=== SHORT PROBLEM ===
Word for word, give the material below again, minus any images.

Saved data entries
/---
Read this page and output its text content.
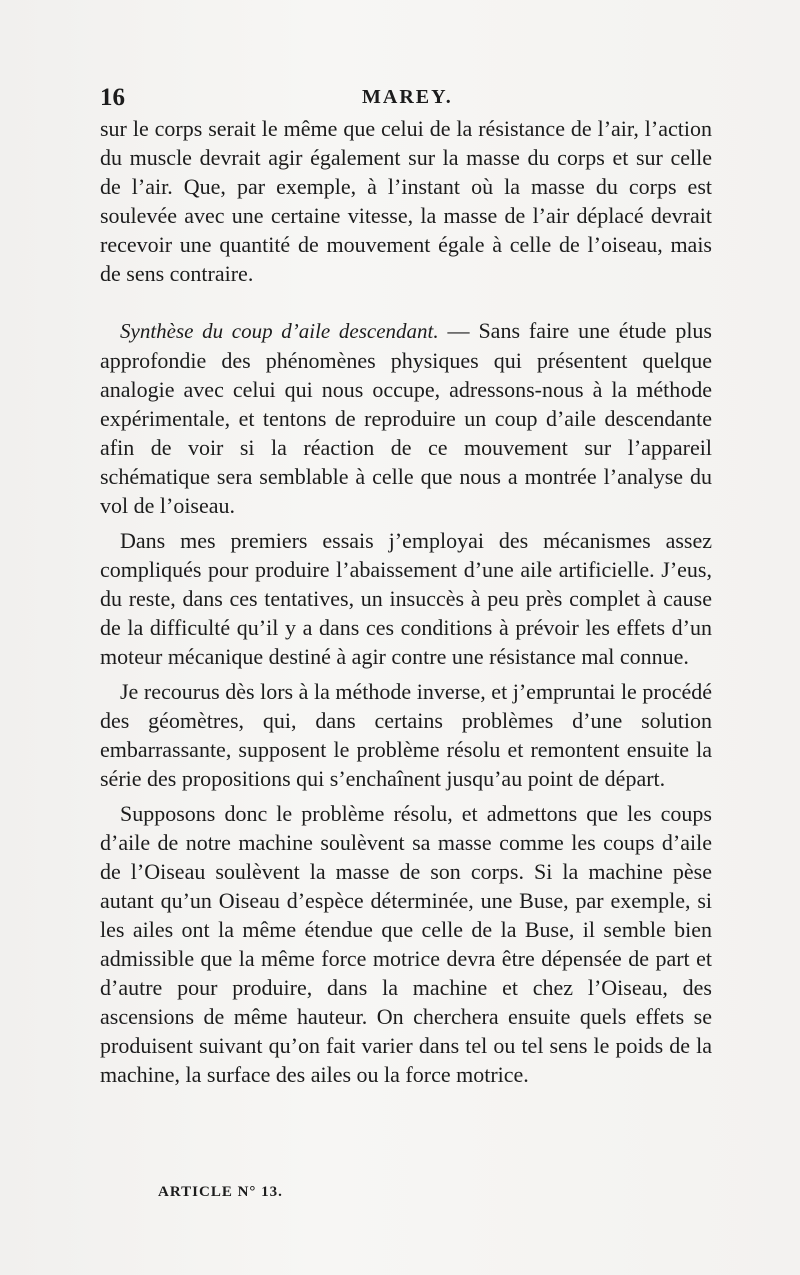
16	MAREY.

sur le corps serait le même que celui de la résistance de l’air, l’action du muscle devrait agir également sur la masse du corps et sur celle de l’air. Que, par exemple, à l’instant où la masse du corps est soulevée avec une certaine vitesse, la masse de l’air déplacé devrait recevoir une quantité de mouvement égale à celle de l’oiseau, mais de sens contraire.

Synthèse du coup d’aile descendant. — Sans faire une étude plus approfondie des phénomènes physiques qui présentent quelque analogie avec celui qui nous occupe, adressons-nous à la méthode expérimentale, et tentons de reproduire un coup d’aile descendante afin de voir si la réaction de ce mouvement sur l’appareil schématique sera semblable à celle que nous a montrée l’analyse du vol de l’oiseau.

Dans mes premiers essais j’employai des mécanismes assez compliqués pour produire l’abaissement d’une aile artificielle. J’eus, du reste, dans ces tentatives, un insuccès à peu près complet à cause de la difficulté qu’il y a dans ces conditions à prévoir les effets d’un moteur mécanique destiné à agir contre une résistance mal connue.

Je recourus dès lors à la méthode inverse, et j’empruntai le procédé des géomètres, qui, dans certains problèmes d’une solution embarrassante, supposent le problème résolu et remontent ensuite la série des propositions qui s’enchaînent jusqu’au point de départ.

Supposons donc le problème résolu, et admettons que les coups d’aile de notre machine soulèvent sa masse comme les coups d’aile de l’Oiseau soulèvent la masse de son corps. Si la machine pèse autant qu’un Oiseau d’espèce déterminée, une Buse, par exemple, si les ailes ont la même étendue que celle de la Buse, il semble bien admissible que la même force motrice devra être dépensée de part et d’autre pour produire, dans la machine et chez l’Oiseau, des ascensions de même hauteur. On cherchera ensuite quels effets se produisent suivant qu’on fait varier dans tel ou tel sens le poids de la machine, la surface des ailes ou la force motrice.

ARTICLE N° 13.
\---
=== SOLUTION TO THIS EXERCISE ===
Read this page and output its text content.
16	MAREY.

sur le corps serait le même que celui de la résistance de l’air, l’action du muscle devrait agir également sur la masse du corps et sur celle de l’air. Que, par exemple, à l’instant où la masse du corps est soulevée avec une certaine vitesse, la masse de l’air déplacé devrait recevoir une quantité de mouvement égale à celle de l’oiseau, mais de sens contraire.

Synthèse du coup d’aile descendant. — Sans faire une étude plus approfondie des phénomènes physiques qui présentent quelque analogie avec celui qui nous occupe, adressons-nous à la méthode expérimentale, et tentons de reproduire un coup d’aile descendante afin de voir si la réaction de ce mouvement sur l’appareil schématique sera semblable à celle que nous a montrée l’analyse du vol de l’oiseau.

Dans mes premiers essais j’employai des mécanismes assez compliqués pour produire l’abaissement d’une aile artificielle. J’eus, du reste, dans ces tentatives, un insuccès à peu près complet à cause de la difficulté qu’il y a dans ces conditions à prévoir les effets d’un moteur mécanique destiné à agir contre une résistance mal connue.

Je recourus dès lors à la méthode inverse, et j’empruntai le procédé des géomètres, qui, dans certains problèmes d’une solution embarrassante, supposent le problème résolu et remontent ensuite la série des propositions qui s’enchaînent jusqu’au point de départ.

Supposons donc le problème résolu, et admettons que les coups d’aile de notre machine soulèvent sa masse comme les coups d’aile de l’Oiseau soulèvent la masse de son corps. Si la machine pèse autant qu’un Oiseau d’espèce déterminée, une Buse, par exemple, si les ailes ont la même étendue que celle de la Buse, il semble bien admissible que la même force motrice devra être dépensée de part et d’autre pour produire, dans la machine et chez l’Oiseau, des ascensions de même hauteur. On cherchera ensuite quels effets se produisent suivant qu’on fait varier dans tel ou tel sens le poids de la machine, la surface des ailes ou la force motrice.

ARTICLE N° 13.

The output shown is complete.